### WRITTEN INSTRUCTION
Do not copy the pictures; transcribe all other material exactly.

═══ PROVIDED RECORDS

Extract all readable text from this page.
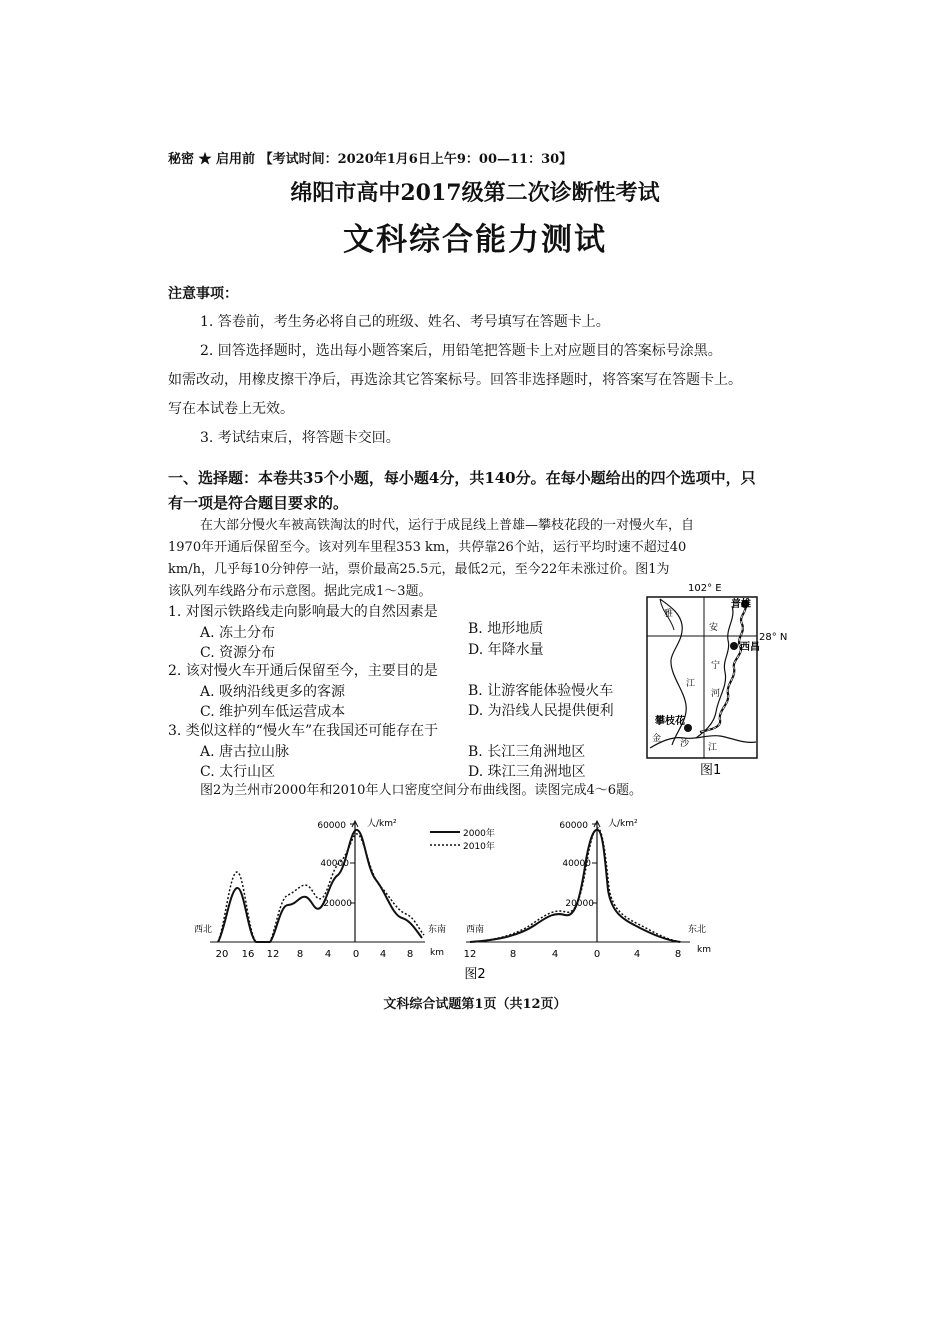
秘密 ★ 启用前 【考试时间：2020年1月6日上午9：00—11：30】
绵阳市高中2017级第二次诊断性考试
文科综合能力测试
注意事项：
1. 答卷前，考生务必将自己的班级、姓名、考号填写在答题卡上。
2. 回答选择题时，选出每小题答案后，用铅笔把答题卡上对应题目的答案标号涂黑。
如需改动，用橡皮擦干净后，再选涂其它答案标号。回答非选择题时，将答案写在答题卡上。
写在本试卷上无效。
3. 考试结束后，将答题卡交回。
一、选择题：本卷共35个小题，每小题4分，共140分。在每小题给出的四个选项中，只
有一项是符合题目要求的。
在大部分慢火车被高铁淘汰的时代，运行于成昆线上普雄—攀枝花段的一对慢火车，自
1970年开通后保留至今。该对列车里程353 km，共停靠26个站，运行平均时速不超过40
km/h，几乎每10分钟停一站，票价最高25.5元，最低2元，至今22年未涨过价。图1为
该队列车线路分布示意图。据此完成1～3题。
1. 对图示铁路线走向影响最大的自然因素是
A. 冻土分布	B. 地形地质
C. 资源分布	D. 年降水量
2. 该对慢火车开通后保留至今，主要目的是
A. 吸纳沿线更多的客源	B. 让游客能体验慢火车
C. 维护列车低运营成本	D. 为沿线人民提供便利
3. 类似这样的“慢火车”在我国还可能存在于
A. 唐古拉山脉	B. 长江三角洲地区
C. 太行山区	D. 珠江三角洲地区
102° E
28° N
普雄
西昌
攀枝花
雅
江
安
宁
河
金 沙 江
图1
图2为兰州市2000年和2010年人口密度空间分布曲线图。读图完成4～6题。
60000
40000
20000
人/km²
2000年
2010年
西北	东南
20 16 12 8 4 0 4 8 km
60000
40000
20000
人/km²
西南	东北
12	8	4	0	4	8 km
图2
文科综合试题第1页（共12页）
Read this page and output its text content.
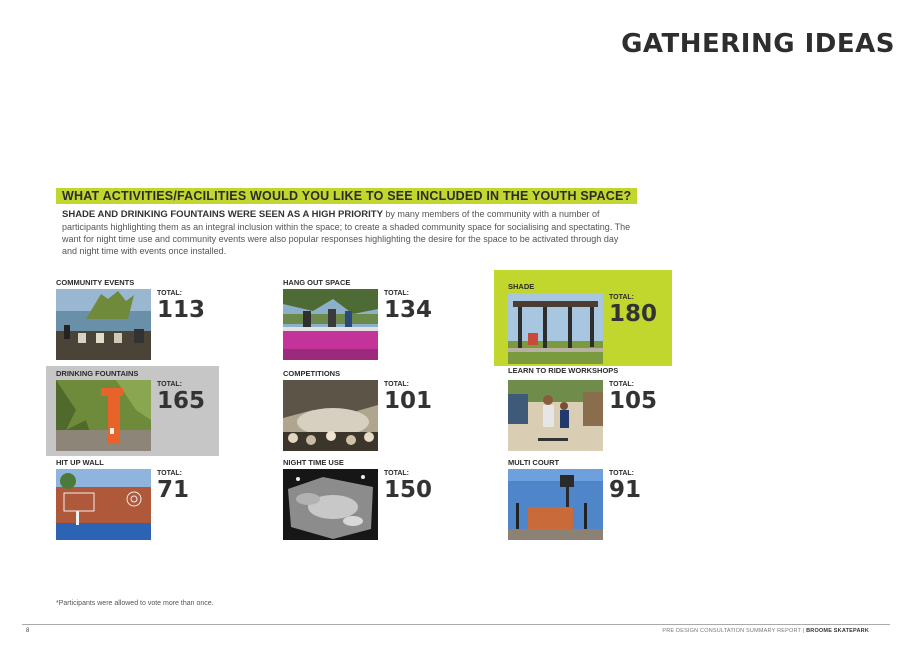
GATHERING IDEAS
WHAT ACTIVITIES/FACILITIES WOULD YOU LIKE TO SEE INCLUDED IN THE YOUTH SPACE?
SHADE AND DRINKING FOUNTAINS WERE SEEN AS A HIGH PRIORITY by many members of the community with a number of participants highlighting them as an integral inclusion within the space; to create a shaded community space for socialising and spectating. The want for night time use and community events were also popular responses highlighting the desire for the space to be activated through day and night time with events once installed.
COMMUNITY EVENTS
TOTAL:
113
HANG OUT SPACE
TOTAL:
134
SHADE
TOTAL:
180
DRINKING FOUNTAINS
TOTAL:
165
COMPETITIONS
TOTAL:
101
LEARN TO RIDE WORKSHOPS
TOTAL:
105
HIT UP WALL
TOTAL:
71
NIGHT TIME USE
TOTAL:
150
MULTI COURT
TOTAL:
91
*Participants were allowed to vote more than once.
8	PRE DESIGN CONSULTATION SUMMARY REPORT | BROOME SKATEPARK
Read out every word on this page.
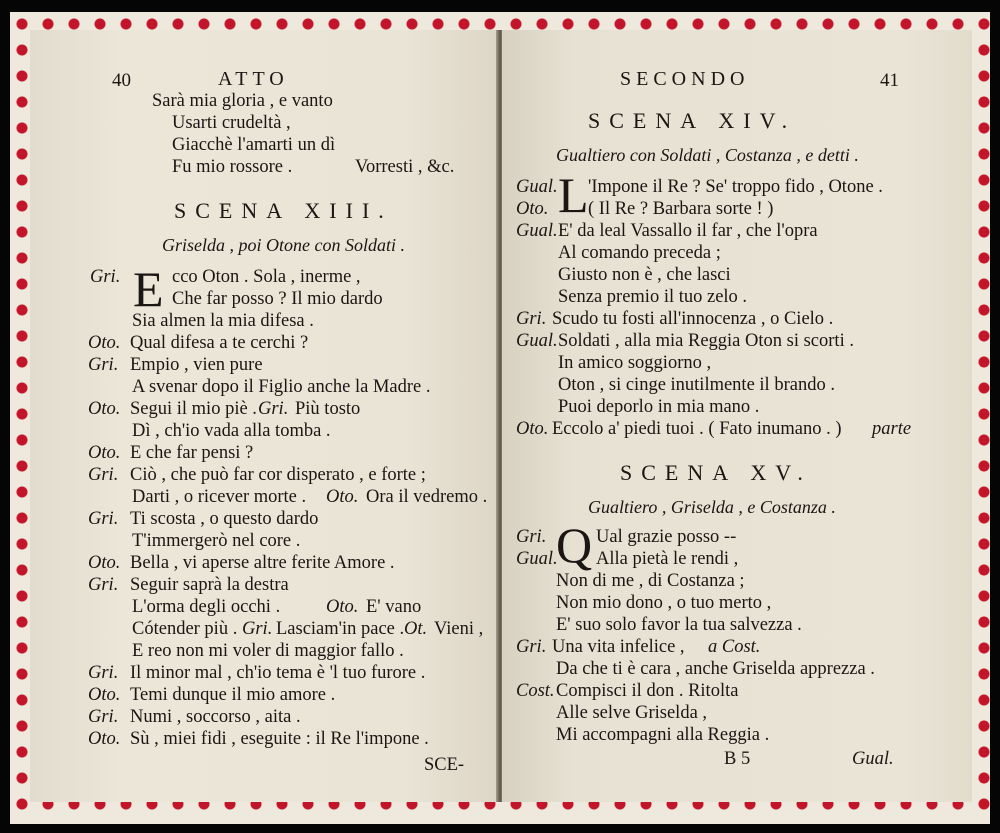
40	ATTO
Sarà mia gloria , e vanto
Usarti crudeltà ,
Giacchè l'amarti un dì
Fu mio rossore .	Vorresti , &c.
SCENA XIII.
Griselda , poi Otone con Soldati .
E
Gri.	cco Oton . Sola , inerme ,
Che far posso ? Il mio dardo
Sia almen la mia difesa .
Oto. Qual difesa a te cerchi ?
Gri. Empio , vien pure
A svenar dopo il Figlio anche la Madre .
Oto. Segui il mio piè . Gri. Più tosto
Dì , ch'io vada alla tomba .
Oto. E che far pensi ?
Gri. Ciò , che può far cor disperato , e forte ;
Darti , o ricever morte . Oto. Ora il vedremo .
Gri. Ti scosta , o questo dardo
T'immergerò nel core .
Oto. Bella , vi aperse altre ferite Amore .
Gri. Seguir saprà la destra
L'orma degli occhi . Oto. E' vano
Cótender più . Gri. Lasciam'in pace . Ot. Vieni ,
E reo non mi voler di maggior fallo .
Gri. Il minor mal , ch'io tema è 'l tuo furore .
Oto. Temi dunque il mio amore .
Gri. Numi , soccorso , aita .
Oto. Sù , miei fidi , eseguite : il Re l'impone .
SCE-
SECONDO	41
SCENA XIV.
Gualtiero con Soldati , Costanza , e detti .
L
Gual. 'Impone il Re ? Se' troppo fido , Otone .
Oto. ( Il Re ? Barbara sorte ! )
Gual. E' da leal Vassallo il far , che l'opra
Al comando preceda ;
Giusto non è , che lasci
Senza premio il tuo zelo .
Gri. Scudo tu fosti all'innocenza , o Cielo .
Gual. Soldati , alla mia Reggia Oton si scorti .
In amico soggiorno ,
Oton , si cinge inutilmente il brando .
Puoi deporlo in mia mano .
Oto. Eccolo a' piedi tuoi . ( Fato inumano . ) parte
SCENA XV.
Gualtiero , Griselda , e Costanza .
Q
Gri.	Ual grazie posso --
Gual. Alla pietà le rendi ,
Non di me , di Costanza ;
Non mio dono , o tuo merto ,
E' suo solo favor la tua salvezza .
Gri. Una vita infelice , a Cost.
Da che ti è cara , anche Griselda apprezza .
Cost. Compisci il don . Ritolta
Alle selve Griselda ,
Mi accompagni alla Reggia .
B 5	Gual.
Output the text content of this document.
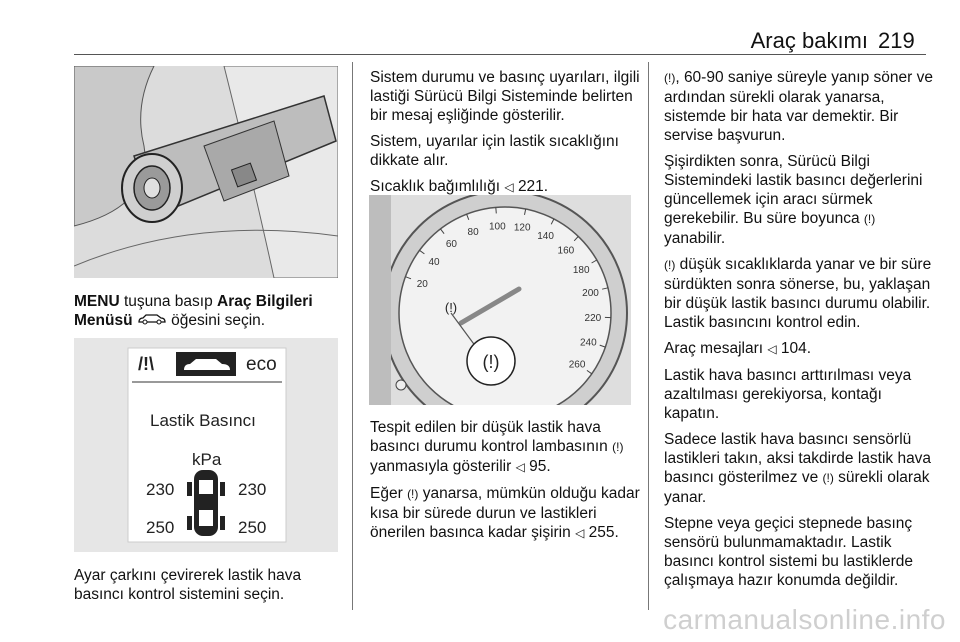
Araç bakımı 219

MENU tuşuna basıp Araç Bilgileri Menüsü  öğesini seçin.

/!\	eco
Lastik Basıncı
kPa
230	230
250	250

Ayar çarkını çevirerek lastik hava basıncı kontrol sistemini seçin.

Sistem durumu ve basınç uyarıları, ilgili lastiği Sürücü Bilgi Sisteminde belirten bir mesaj eşliğinde gösterilir.

Sistem, uyarılar için lastik sıcaklığını dikkate alır.

Sıcaklık bağımlılığı ◁ 221.

20
40
60
80
100 120
140
160
180
200
220
240
260
(!)
(!)

Tespit edilen bir düşük lastik hava basıncı durumu kontrol lambasının (!) yanmasıyla gösterilir ◁ 95.

Eğer (!) yanarsa, mümkün olduğu kadar kısa bir sürede durun ve lastikleri önerilen basınca kadar şişirin ◁ 255.

(!), 60-90 saniye süreyle yanıp söner ve ardından sürekli olarak yanarsa, sistemde bir hata var demektir. Bir servise başvurun.

Şişirdikten sonra, Sürücü Bilgi Sistemindeki lastik basıncı değerlerini güncellemek için aracı sürmek gerekebilir. Bu süre boyunca (!) yanabilir.

(!) düşük sıcaklıklarda yanar ve bir süre sürdükten sonra sönerse, bu, yaklaşan bir düşük lastik basıncı durumu olabilir. Lastik basıncını kontrol edin.

Araç mesajları ◁ 104.

Lastik hava basıncı arttırılması veya azaltılması gerekiyorsa, kontağı kapatın.

Sadece lastik hava basıncı sensörlü lastikleri takın, aksi takdirde lastik hava basıncı gösterilmez ve (!) sürekli olarak yanar.

Stepne veya geçici stepnede basınç sensörü bulunmamaktadır. Lastik basıncı kontrol sistemi bu lastiklerde çalışmaya hazır konumda değildir.

carmanualsonline.info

══════

### ANSWER IN FULL
Extract all readable text from this page.
秘密 ★ 启用前 【考试时间：2020年1月6日上午9：00—11：30】
绵阳市高中2017级第二次诊断性考试
文科综合能力测试
注意事项：
1. 答卷前，考生务必将自己的班级、姓名、考号填写在答题卡上。
2. 回答选择题时，选出每小题答案后，用铅笔把答题卡上对应题目的答案标号涂黑。
如需改动，用橡皮擦干净后，再选涂其它答案标号。回答非选择题时，将答案写在答题卡上。
写在本试卷上无效。
3. 考试结束后，将答题卡交回。
一、选择题：本卷共35个小题，每小题4分，共140分。在每小题给出的四个选项中，只
有一项是符合题目要求的。
在大部分慢火车被高铁淘汰的时代，运行于成昆线上普雄—攀枝花段的一对慢火车，自
1970年开通后保留至今。该对列车里程353 km，共停靠26个站，运行平均时速不超过40
km/h，几乎每10分钟停一站，票价最高25.5元，最低2元，至今22年未涨过价。图1为
该队列车线路分布示意图。据此完成1～3题。
1. 对图示铁路线走向影响最大的自然因素是
A. 冻土分布	B. 地形地质
C. 资源分布	D. 年降水量
2. 该对慢火车开通后保留至今，主要目的是
A. 吸纳沿线更多的客源	B. 让游客能体验慢火车
C. 维护列车低运营成本	D. 为沿线人民提供便利
3. 类似这样的“慢火车”在我国还可能存在于
A. 唐古拉山脉	B. 长江三角洲地区
C. 太行山区	D. 珠江三角洲地区
102° E
28° N
普雄
西昌
攀枝花
雅
江
安
宁
河
金 沙 江
图1
图2为兰州市2000年和2010年人口密度空间分布曲线图。读图完成4～6题。
60000
40000
20000
人/km²
2000年
2010年
西北	东南
20 16 12 8 4 0 4 8 km
60000
40000
20000
人/km²
西南	东北
12	8	4	0	4	8 km
图2
文科综合试题第1页（共12页）
Read this page and output its text content.
GATHERING IDEAS
WHAT ACTIVITIES/FACILITIES WOULD YOU LIKE TO SEE INCLUDED IN THE YOUTH SPACE?
SHADE AND DRINKING FOUNTAINS WERE SEEN AS A HIGH PRIORITY by many members of the community with a number of participants highlighting them as an integral inclusion within the space; to create a shaded community space for socialising and spectating. The want for night time use and community events were also popular responses highlighting the desire for the space to be activated through day and night time with events once installed.
COMMUNITY EVENTS
TOTAL:
113
HANG OUT SPACE
TOTAL:
134
SHADE
TOTAL:
180
DRINKING FOUNTAINS
TOTAL:
165
COMPETITIONS
TOTAL:
101
LEARN TO RIDE WORKSHOPS
TOTAL:
105
HIT UP WALL
TOTAL:
71
NIGHT TIME USE
TOTAL:
150
MULTI COURT
TOTAL:
91
*Participants were allowed to vote more than once.
8	PRE DESIGN CONSULTATION SUMMARY REPORT | BROOME SKATEPARK
Read out every word on this page.
40	ATTO
Sarà mia gloria , e vanto
Usarti crudeltà ,
Giacchè l'amarti un dì
Fu mio rossore .	Vorresti , &c.
SCENA XIII.
Griselda , poi Otone con Soldati .
E
Gri.	cco Oton . Sola , inerme ,
Che far posso ? Il mio dardo
Sia almen la mia difesa .
Oto. Qual difesa a te cerchi ?
Gri. Empio , vien pure
A svenar dopo il Figlio anche la Madre .
Oto. Segui il mio piè . Gri. Più tosto
Dì , ch'io vada alla tomba .
Oto. E che far pensi ?
Gri. Ciò , che può far cor disperato , e forte ;
Darti , o ricever morte . Oto. Ora il vedremo .
Gri. Ti scosta , o questo dardo
T'immergerò nel core .
Oto. Bella , vi aperse altre ferite Amore .
Gri. Seguir saprà la destra
L'orma degli occhi . Oto. E' vano
Cótender più . Gri. Lasciam'in pace . Ot. Vieni ,
E reo non mi voler di maggior fallo .
Gri. Il minor mal , ch'io tema è 'l tuo furore .
Oto. Temi dunque il mio amore .
Gri. Numi , soccorso , aita .
Oto. Sù , miei fidi , eseguite : il Re l'impone .
SCE-
SECONDO	41
SCENA XIV.
Gualtiero con Soldati , Costanza , e detti .
L
Gual. 'Impone il Re ? Se' troppo fido , Otone .
Oto. ( Il Re ? Barbara sorte ! )
Gual. E' da leal Vassallo il far , che l'opra
Al comando preceda ;
Giusto non è , che lasci
Senza premio il tuo zelo .
Gri. Scudo tu fosti all'innocenza , o Cielo .
Gual. Soldati , alla mia Reggia Oton si scorti .
In amico soggiorno ,
Oton , si cinge inutilmente il brando .
Puoi deporlo in mia mano .
Oto. Eccolo a' piedi tuoi . ( Fato inumano . ) parte
SCENA XV.
Gualtiero , Griselda , e Costanza .
Q
Gri.	Ual grazie posso --
Gual. Alla pietà le rendi ,
Non di me , di Costanza ;
Non mio dono , o tuo merto ,
E' suo solo favor la tua salvezza .
Gri. Una vita infelice , a Cost.
Da che ti è cara , anche Griselda apprezza .
Cost. Compisci il don . Ritolta
Alle selve Griselda ,
Mi accompagni alla Reggia .
B 5	Gual.
Output the text content of this document.
Araç bakımı 219

MENU tuşuna basıp Araç Bilgileri Menüsü  öğesini seçin.

/!\	eco
Lastik Basıncı
kPa
230	230
250	250

Ayar çarkını çevirerek lastik hava basıncı kontrol sistemini seçin.

Sistem durumu ve basınç uyarıları, ilgili lastiği Sürücü Bilgi Sisteminde belirten bir mesaj eşliğinde gösterilir.

Sistem, uyarılar için lastik sıcaklığını dikkate alır.

Sıcaklık bağımlılığı ◁ 221.

20
40
60
80
100 120
140
160
180
200
220
240
260
(!)
(!)

Tespit edilen bir düşük lastik hava basıncı durumu kontrol lambasının (!) yanmasıyla gösterilir ◁ 95.

Eğer (!) yanarsa, mümkün olduğu kadar kısa bir sürede durun ve lastikleri önerilen basınca kadar şişirin ◁ 255.

(!), 60-90 saniye süreyle yanıp söner ve ardından sürekli olarak yanarsa, sistemde bir hata var demektir. Bir servise başvurun.

Şişirdikten sonra, Sürücü Bilgi Sistemindeki lastik basıncı değerlerini güncellemek için aracı sürmek gerekebilir. Bu süre boyunca (!) yanabilir.

(!) düşük sıcaklıklarda yanar ve bir süre sürdükten sonra sönerse, bu, yaklaşan bir düşük lastik basıncı durumu olabilir. Lastik basıncını kontrol edin.

Araç mesajları ◁ 104.

Lastik hava basıncı arttırılması veya azaltılması gerekiyorsa, kontağı kapatın.

Sadece lastik hava basıncı sensörlü lastikleri takın, aksi takdirde lastik hava basıncı gösterilmez ve (!) sürekli olarak yanar.

Stepne veya geçici stepnede basınç sensörü bulunmamaktadır. Lastik basıncı kontrol sistemi bu lastiklerde çalışmaya hazır konumda değildir.

carmanualsonline.info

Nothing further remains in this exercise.